Items from a figure collection
◆ ◆ ◆ ◆
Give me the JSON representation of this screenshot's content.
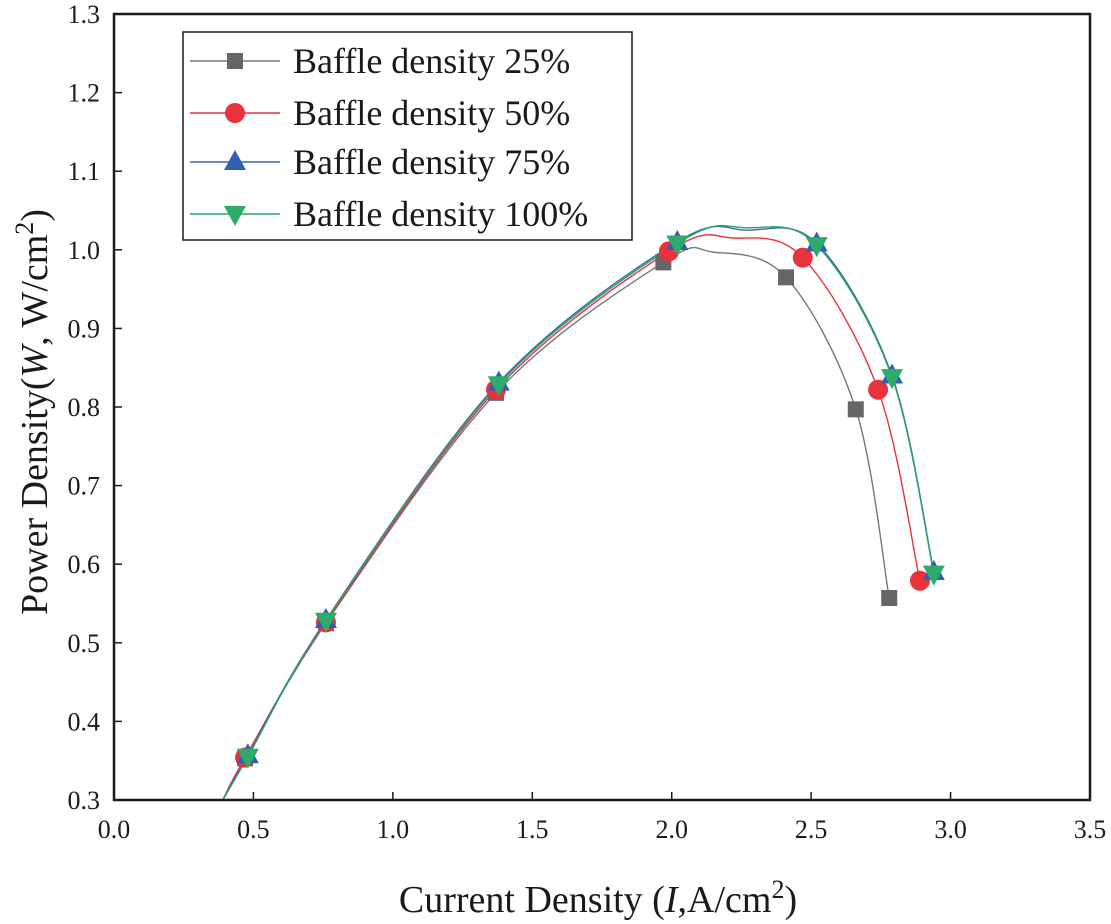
{
  "chart_data": {
    "type": "line",
    "title": "",
    "xlabel": {
      "prefix": "Current Density (",
      "var": "I",
      "mid": ",A/cm",
      "sup": "2",
      "suffix": ")"
    },
    "ylabel": {
      "prefix": "Power Density(",
      "var": "W",
      "mid": ", W/cm",
      "sup": "2",
      "suffix": ")"
    },
    "xlim": [
      0.0,
      3.5
    ],
    "ylim": [
      0.3,
      1.3
    ],
    "xticks": [
      "0.0",
      "0.5",
      "1.0",
      "1.5",
      "2.0",
      "2.5",
      "3.0",
      "3.5"
    ],
    "yticks": [
      "0.3",
      "0.4",
      "0.5",
      "0.6",
      "0.7",
      "0.8",
      "0.9",
      "1.0",
      "1.1",
      "1.2",
      "1.3"
    ],
    "grid": false,
    "legend_position": "top-left",
    "series": [
      {
        "name": "Baffle density 25%",
        "marker": "square",
        "color": "#666666",
        "line_color": "#777777",
        "points": [
          [
            0.47,
            0.353
          ],
          [
            0.76,
            0.525
          ],
          [
            1.37,
            0.818
          ],
          [
            1.97,
            0.984
          ],
          [
            2.41,
            0.965
          ],
          [
            2.66,
            0.797
          ],
          [
            2.78,
            0.557
          ]
        ],
        "curve": [
          [
            0.39,
            0.3
          ],
          [
            0.47,
            0.353
          ],
          [
            0.76,
            0.525
          ],
          [
            1.37,
            0.818
          ],
          [
            1.97,
            0.984
          ],
          [
            2.15,
            0.997
          ],
          [
            2.41,
            0.965
          ],
          [
            2.66,
            0.797
          ],
          [
            2.78,
            0.557
          ]
        ]
      },
      {
        "name": "Baffle density 50%",
        "marker": "circle",
        "color": "#e8323c",
        "line_color": "#e8323c",
        "points": [
          [
            0.47,
            0.354
          ],
          [
            0.76,
            0.526
          ],
          [
            1.37,
            0.822
          ],
          [
            1.99,
            0.998
          ],
          [
            2.47,
            0.99
          ],
          [
            2.74,
            0.822
          ],
          [
            2.89,
            0.579
          ]
        ],
        "curve": [
          [
            0.39,
            0.3
          ],
          [
            0.47,
            0.354
          ],
          [
            0.76,
            0.526
          ],
          [
            1.37,
            0.822
          ],
          [
            1.99,
            0.998
          ],
          [
            2.22,
            1.015
          ],
          [
            2.47,
            0.99
          ],
          [
            2.74,
            0.822
          ],
          [
            2.89,
            0.579
          ]
        ]
      },
      {
        "name": "Baffle density 75%",
        "marker": "triangle-up",
        "color": "#3060b0",
        "line_color": "#3a6aa6",
        "points": [
          [
            0.48,
            0.357
          ],
          [
            0.76,
            0.529
          ],
          [
            1.38,
            0.831
          ],
          [
            2.02,
            1.01
          ],
          [
            2.52,
            1.008
          ],
          [
            2.79,
            0.84
          ],
          [
            2.94,
            0.59
          ]
        ],
        "curve": [
          [
            0.39,
            0.3
          ],
          [
            0.48,
            0.357
          ],
          [
            0.76,
            0.529
          ],
          [
            1.38,
            0.831
          ],
          [
            2.02,
            1.01
          ],
          [
            2.27,
            1.025
          ],
          [
            2.52,
            1.008
          ],
          [
            2.79,
            0.84
          ],
          [
            2.94,
            0.59
          ]
        ]
      },
      {
        "name": "Baffle density 100%",
        "marker": "triangle-down",
        "color": "#2eaa6a",
        "line_color": "#2aa070",
        "points": [
          [
            0.48,
            0.355
          ],
          [
            0.76,
            0.528
          ],
          [
            1.38,
            0.829
          ],
          [
            2.02,
            1.008
          ],
          [
            2.52,
            1.006
          ],
          [
            2.79,
            0.838
          ],
          [
            2.94,
            0.588
          ]
        ],
        "curve": [
          [
            0.39,
            0.3
          ],
          [
            0.48,
            0.355
          ],
          [
            0.76,
            0.528
          ],
          [
            1.38,
            0.829
          ],
          [
            2.02,
            1.008
          ],
          [
            2.27,
            1.028
          ],
          [
            2.52,
            1.006
          ],
          [
            2.79,
            0.838
          ],
          [
            2.94,
            0.588
          ]
        ]
      }
    ]
  }
}
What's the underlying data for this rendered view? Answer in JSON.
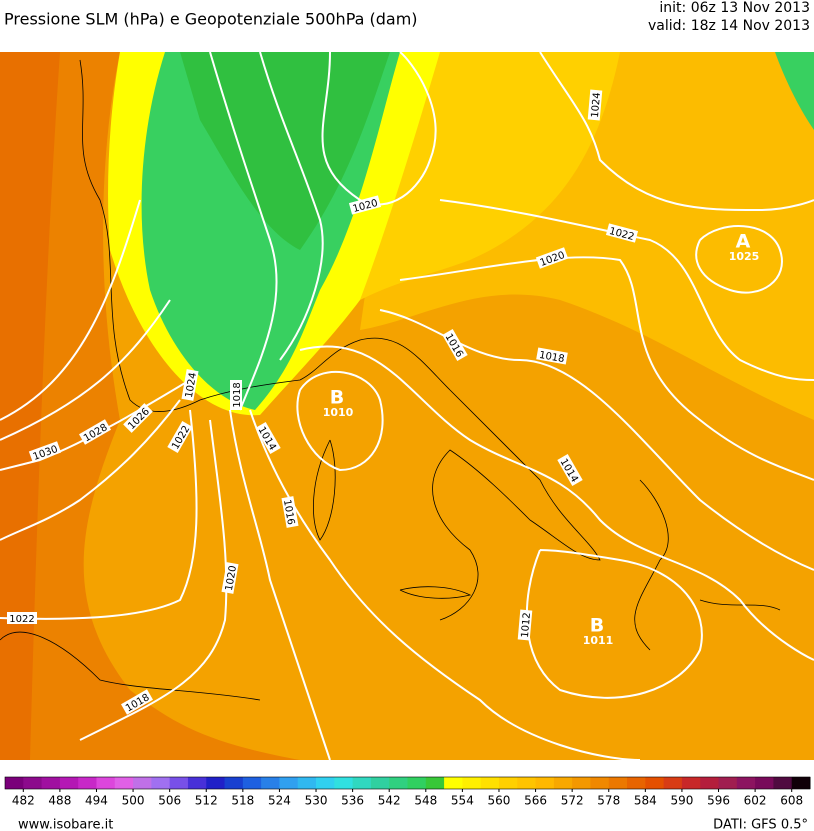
{
  "header": {
    "title": "Pressione SLM (hPa) e Geopotenziale 500hPa (dam)",
    "init": "init: 06z 13 Nov 2013",
    "valid": "valid: 18z 14 Nov 2013"
  },
  "isobar_labels": [
    "1020",
    "1024",
    "1022",
    "1020",
    "1016",
    "1018",
    "1014",
    "1012",
    "1016",
    "1014",
    "1020",
    "1018",
    "1022",
    "1024",
    "1026",
    "1028",
    "1030",
    "1022",
    "1018"
  ],
  "pressure_centers": [
    {
      "letter": "B",
      "value": "1010"
    },
    {
      "letter": "A",
      "value": "1025"
    },
    {
      "letter": "B",
      "value": "1011"
    }
  ],
  "colorbar": {
    "lim": [
      479,
      611
    ],
    "ticks": [
      482,
      488,
      494,
      500,
      506,
      512,
      518,
      524,
      530,
      536,
      542,
      548,
      554,
      560,
      566,
      572,
      578,
      584,
      590,
      596,
      602,
      608
    ],
    "colors": [
      "#7a007a",
      "#8c0a8c",
      "#a010a0",
      "#b418b4",
      "#c828c8",
      "#dc46dc",
      "#e060e6",
      "#c070e8",
      "#a070f0",
      "#7850e8",
      "#4830d8",
      "#2020c8",
      "#1840d0",
      "#1e60e0",
      "#2880e8",
      "#30a0f0",
      "#30b8f0",
      "#30d0f0",
      "#30e0e0",
      "#30d8c0",
      "#30d0a0",
      "#30d080",
      "#30d060",
      "#38c838",
      "#ffff00",
      "#fff000",
      "#ffe000",
      "#ffd000",
      "#ffc400",
      "#ffb800",
      "#f8a800",
      "#f49800",
      "#f08800",
      "#ec7800",
      "#e86400",
      "#e45000",
      "#d83c14",
      "#c82828",
      "#b41e3c",
      "#a01e50",
      "#8c1460",
      "#780a5a",
      "#500a40",
      "#100008"
    ]
  },
  "footer": {
    "source": "www.isobare.it",
    "data": "DATI: GFS 0.5°"
  }
}
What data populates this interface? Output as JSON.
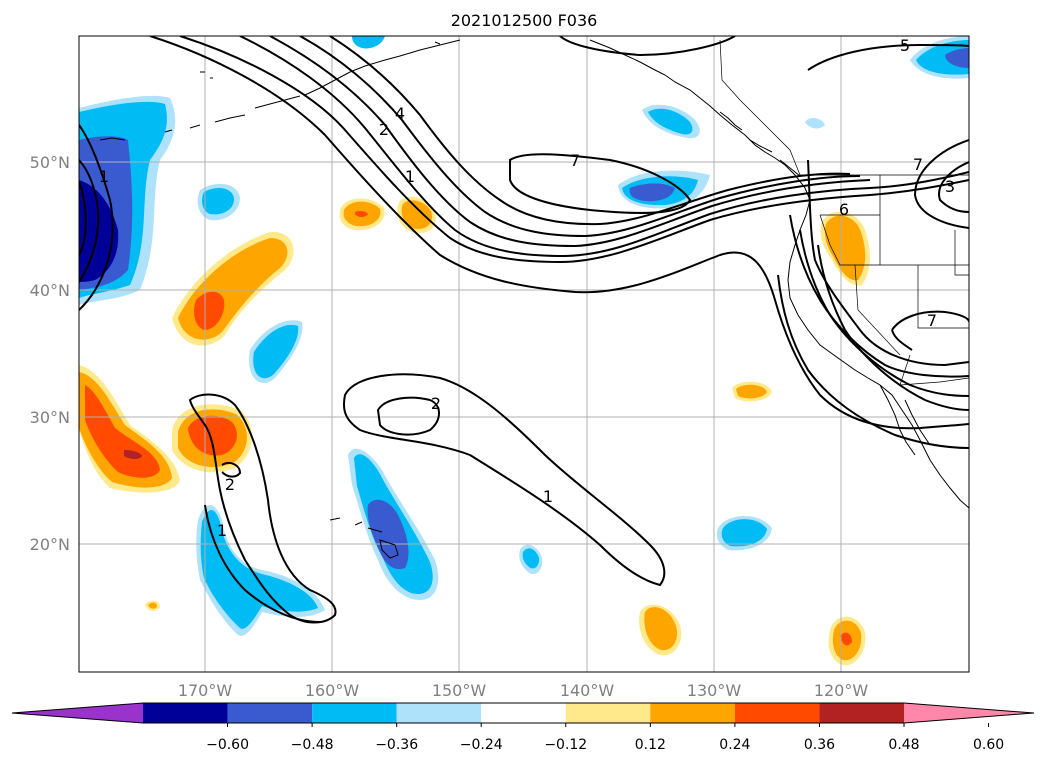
{
  "title": "2021012500 F036",
  "lat_labels": [
    "50°N",
    "40°N",
    "30°N",
    "20°N"
  ],
  "lon_labels": [
    "170°W",
    "160°W",
    "150°W",
    "140°W",
    "130°W",
    "120°W"
  ],
  "colorbar": {
    "tick_labels": [
      "−0.60",
      "−0.48",
      "−0.36",
      "−0.24",
      "−0.12",
      "0.12",
      "0.24",
      "0.36",
      "0.48",
      "0.60"
    ],
    "colors": [
      "#9933cc",
      "#000099",
      "#3a5bd0",
      "#00bbf4",
      "#aee2fb",
      "#ffffff",
      "#ffe98a",
      "#ffa500",
      "#ff4a00",
      "#b22222",
      "#ff88aa"
    ]
  },
  "contour_labels": [
    "7",
    "7",
    "7",
    "6",
    "5",
    "4",
    "3",
    "2",
    "2",
    "2",
    "1",
    "1",
    "1",
    "1"
  ],
  "colors": {
    "c_m060": "#000099",
    "c_m048": "#3a5bd0",
    "c_m036": "#00bbf4",
    "c_m024": "#aee2fb",
    "c_p012": "#ffe98a",
    "c_p024": "#ffa500",
    "c_p036": "#ff4a00",
    "c_p048": "#b22222"
  }
}
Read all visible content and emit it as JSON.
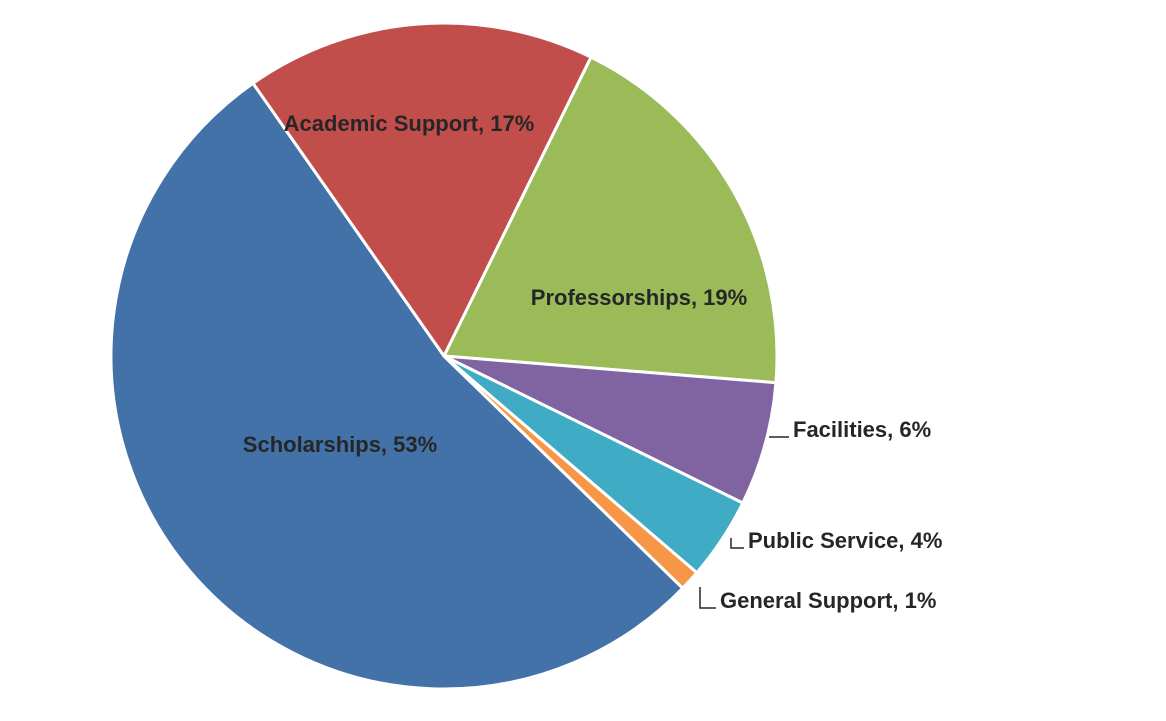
{
  "chart_data": {
    "type": "pie",
    "title": "",
    "slices": [
      {
        "label": "Scholarships",
        "value": 53,
        "display": "Scholarships, 53%",
        "color": "#4272A8"
      },
      {
        "label": "Academic Support",
        "value": 17,
        "display": "Academic Support, 17%",
        "color": "#C24E4B"
      },
      {
        "label": "Professorships",
        "value": 19,
        "display": "Professorships, 19%",
        "color": "#9BBB59"
      },
      {
        "label": "Facilities",
        "value": 6,
        "display": "Facilities, 6%",
        "color": "#8064A2"
      },
      {
        "label": "Public Service",
        "value": 4,
        "display": "Public Service, 4%",
        "color": "#3FABC5"
      },
      {
        "label": "General Support",
        "value": 1,
        "display": "General Support, 1%",
        "color": "#F79646"
      }
    ],
    "legend": "none",
    "label_placement": "inside-large-outside-small-with-leader-lines"
  }
}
◆ ◆ ◆ ◆
• [GIVEN TASK]:
Find the word "Baffle" and list each line it appears in.

• [FINAL RESULT]:
        "name": "Baffle density 25%",
        "name": "Baffle density 50%",
        "name": "Baffle density 75%",
        "name": "Baffle density 100%",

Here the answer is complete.